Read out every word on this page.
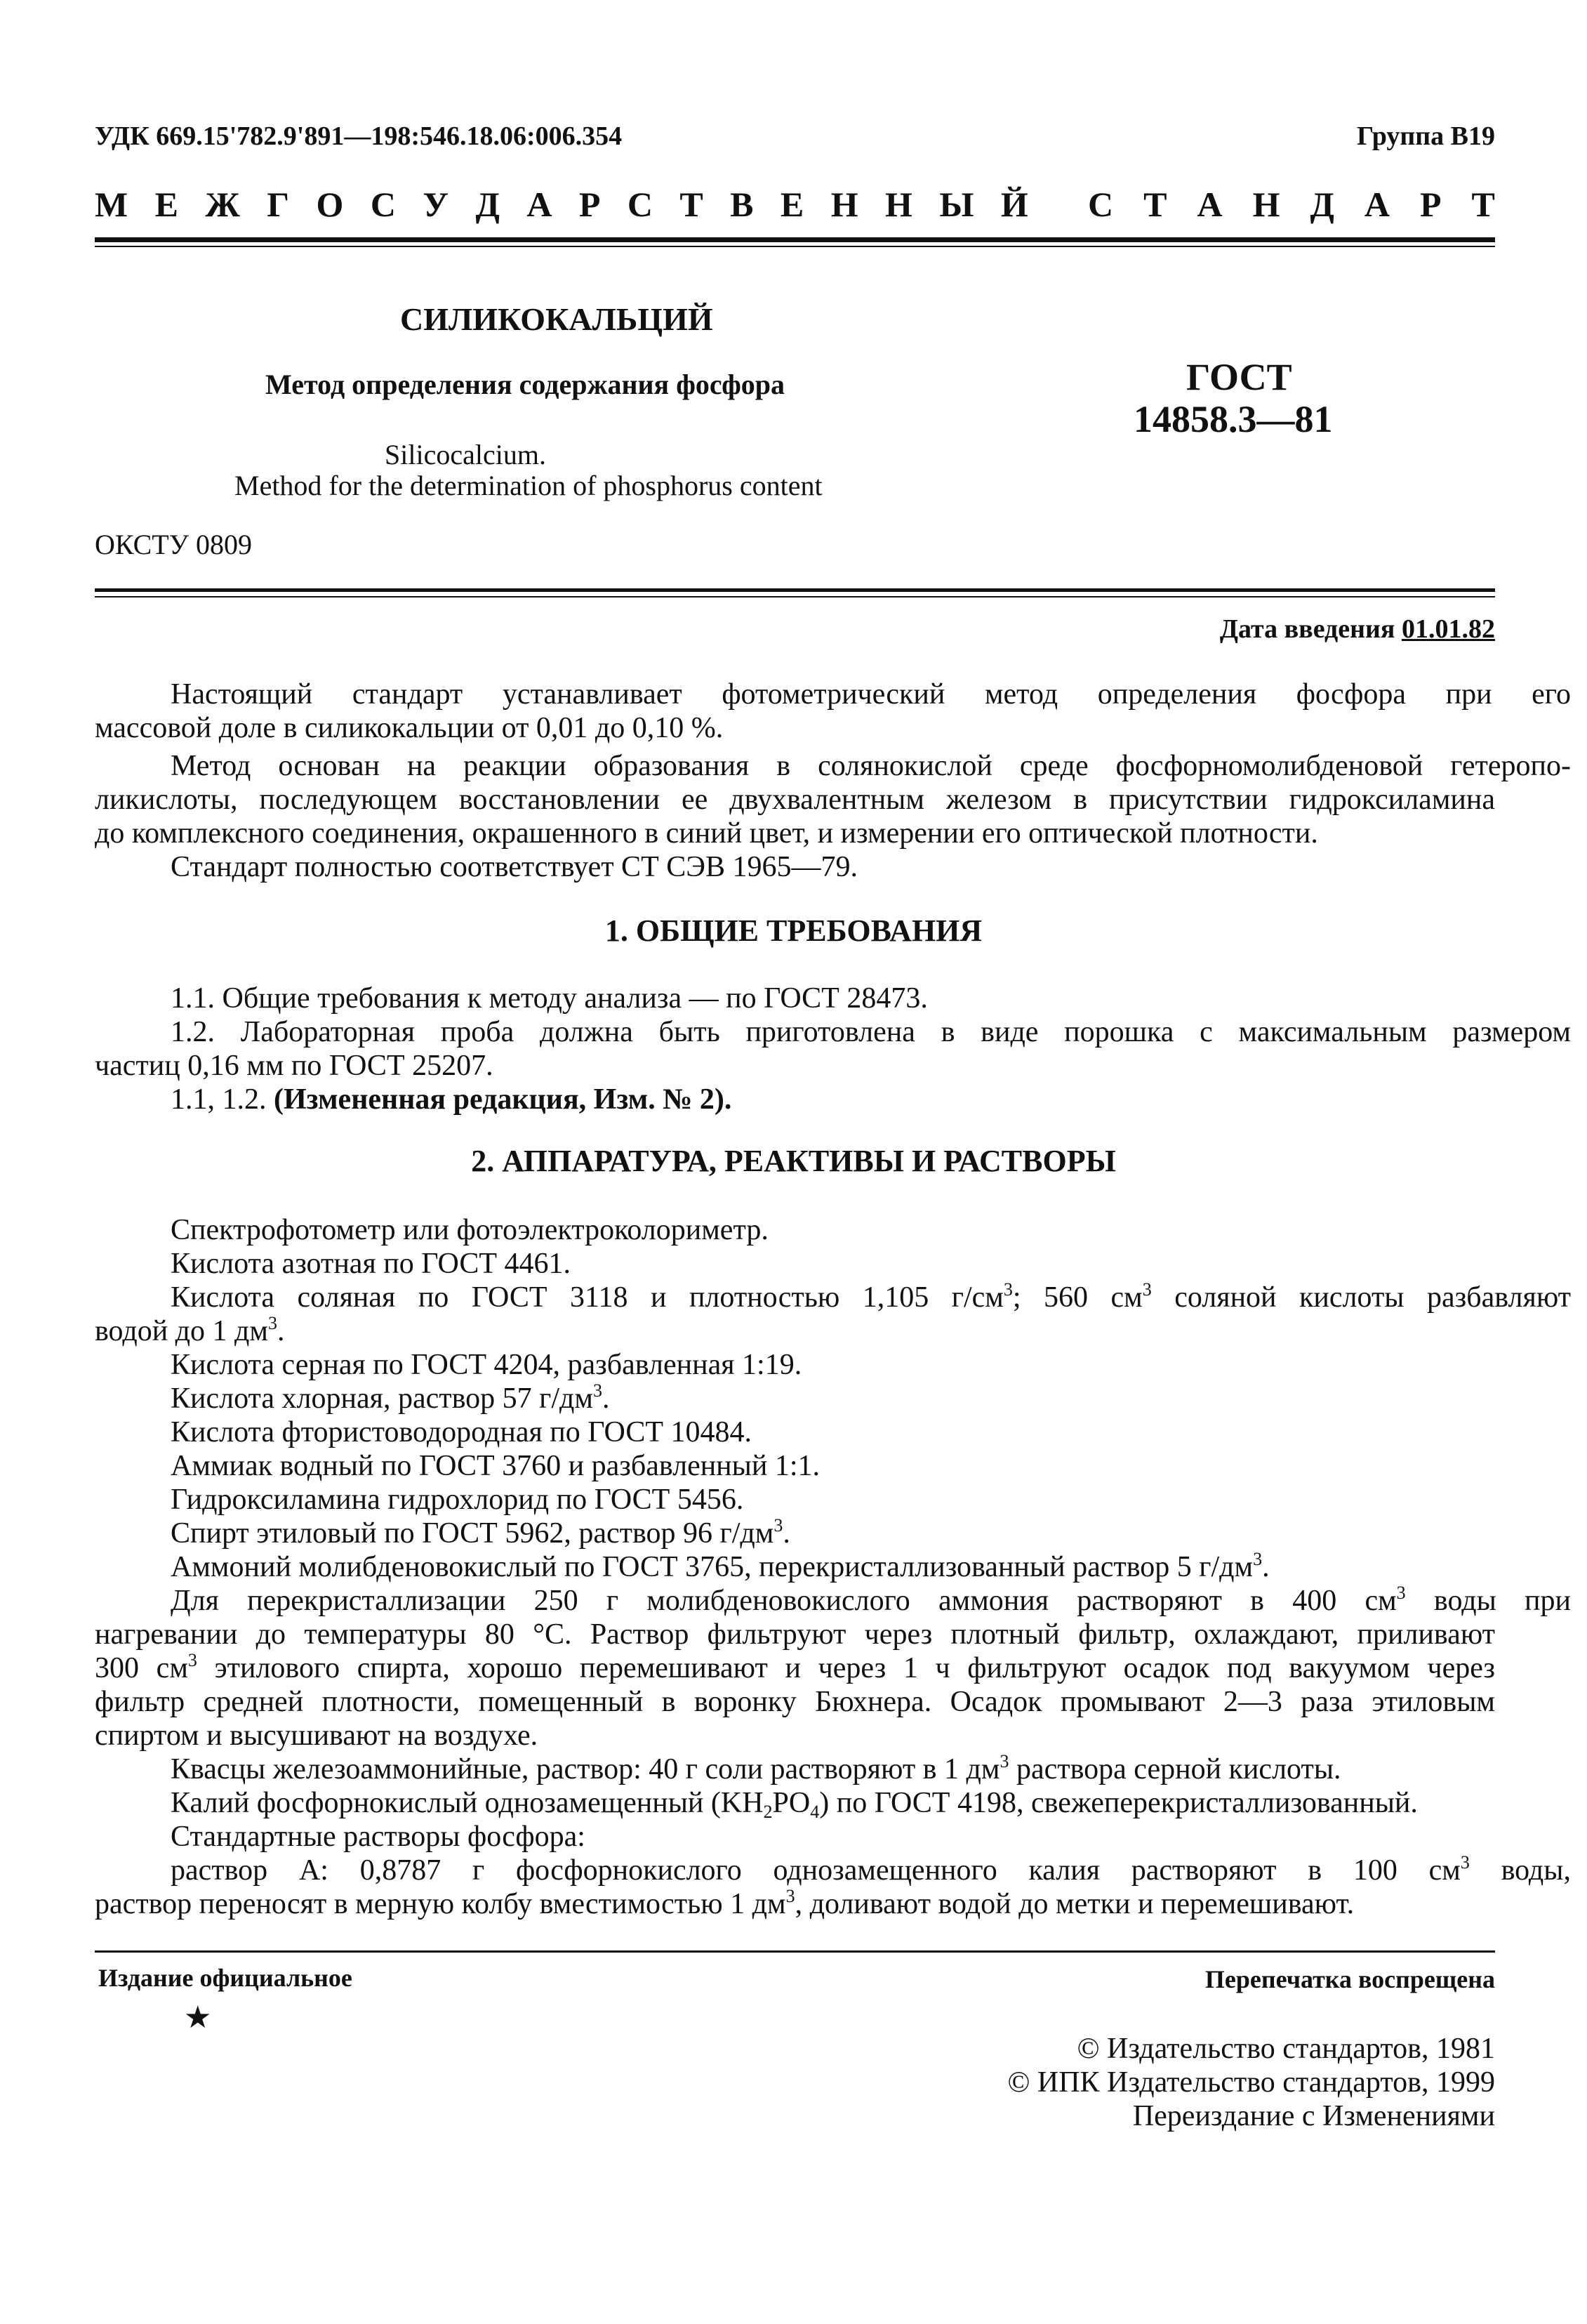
УДК 669.15'782.9'891—198:546.18.06:006.354	Группа В19
М Е Ж Г О С У Д А Р С Т В Е Н Н Ы Й С Т А Н Д А Р Т
СИЛИКОКАЛЬЦИЙ
Метод определения содержания фосфора
Silicocalcium.
Method for the determination of phosphorus content
ГОСТ
14858.3—81
ОКСТУ 0809
Дата введения 01.01.82
Настоящий стандарт устанавливает фотометрический метод определения фосфора при его
массовой доле в силикокальции от 0,01 до 0,10 %.
Метод основан на реакции образования в солянокислой среде фосфорномолибденовой гетеропо-
ликислоты, последующем восстановлении ее двухвалентным железом в присутствии гидроксиламина
до комплексного соединения, окрашенного в синий цвет, и измерении его оптической плотности.
Стандарт полностью соответствует СТ СЭВ 1965—79.
1. ОБЩИЕ ТРЕБОВАНИЯ
1.1. Общие требования к методу анализа — по ГОСТ 28473.
1.2. Лабораторная проба должна быть приготовлена в виде порошка с максимальным размером
частиц 0,16 мм по ГОСТ 25207.
1.1, 1.2. (Измененная редакция, Изм. № 2).
2. АППАРАТУРА, РЕАКТИВЫ И РАСТВОРЫ
Спектрофотометр или фотоэлектроколориметр.
Кислота азотная по ГОСТ 4461.
Кислота соляная по ГОСТ 3118 и плотностью 1,105 $г/см^3$; 560 $см^3$ соляной кислоты разбавляют
водой до 1 $дм^3$.
Кислота серная по ГОСТ 4204, разбавленная 1:19.
Кислота хлорная, раствор 57 $г/дм^3$.
Кислота фтористоводородная по ГОСТ 10484.
Аммиак водный по ГОСТ 3760 и разбавленный 1:1.
Гидроксиламина гидрохлорид по ГОСТ 5456.
Спирт этиловый по ГОСТ 5962, раствор 96 $г/дм^3$.
Аммоний молибденовокислый по ГОСТ 3765, перекристаллизованный раствор 5 $г/дм^3$.
Для перекристаллизации 250 г молибденовокислого аммония растворяют в 400 $см^3$ воды при
нагревании до температуры 80 °С. Раствор фильтруют через плотный фильтр, охлаждают, приливают
300 $см^3$ этилового спирта, хорошо перемешивают и через 1 ч фильтруют осадок под вакуумом через
фильтр средней плотности, помещенный в воронку Бюхнера. Осадок промывают 2—3 раза этиловым
спиртом и высушивают на воздухе.
Квасцы железоаммонийные, раствор: 40 г соли растворяют в 1 $дм^3$ раствора серной кислоты.
Калий фосфорнокислый однозамещенный $(KH_2PO_4)$ по ГОСТ 4198, свежеперекристаллизованный.
Стандартные растворы фосфора:
раствор А: 0,8787 г фосфорнокислого однозамещенного калия растворяют в 100 $см^3$ воды,
раствор переносят в мерную колбу вместимостью 1 $дм^3$, доливают водой до метки и перемешивают.
Издание официальное	Перепечатка воспрещена
★
© Издательство стандартов, 1981
© ИПК Издательство стандартов, 1999
Переиздание с Изменениями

» TASK
Which lines hold the word "водой"? Copy all of them.

» SOLUTION FOR THIS PROBLEM
водой до 1 $дм^3$.
раствор переносят в мерную колбу вместимостью 1 $дм^3$, доливают водой до метки и перемешивают.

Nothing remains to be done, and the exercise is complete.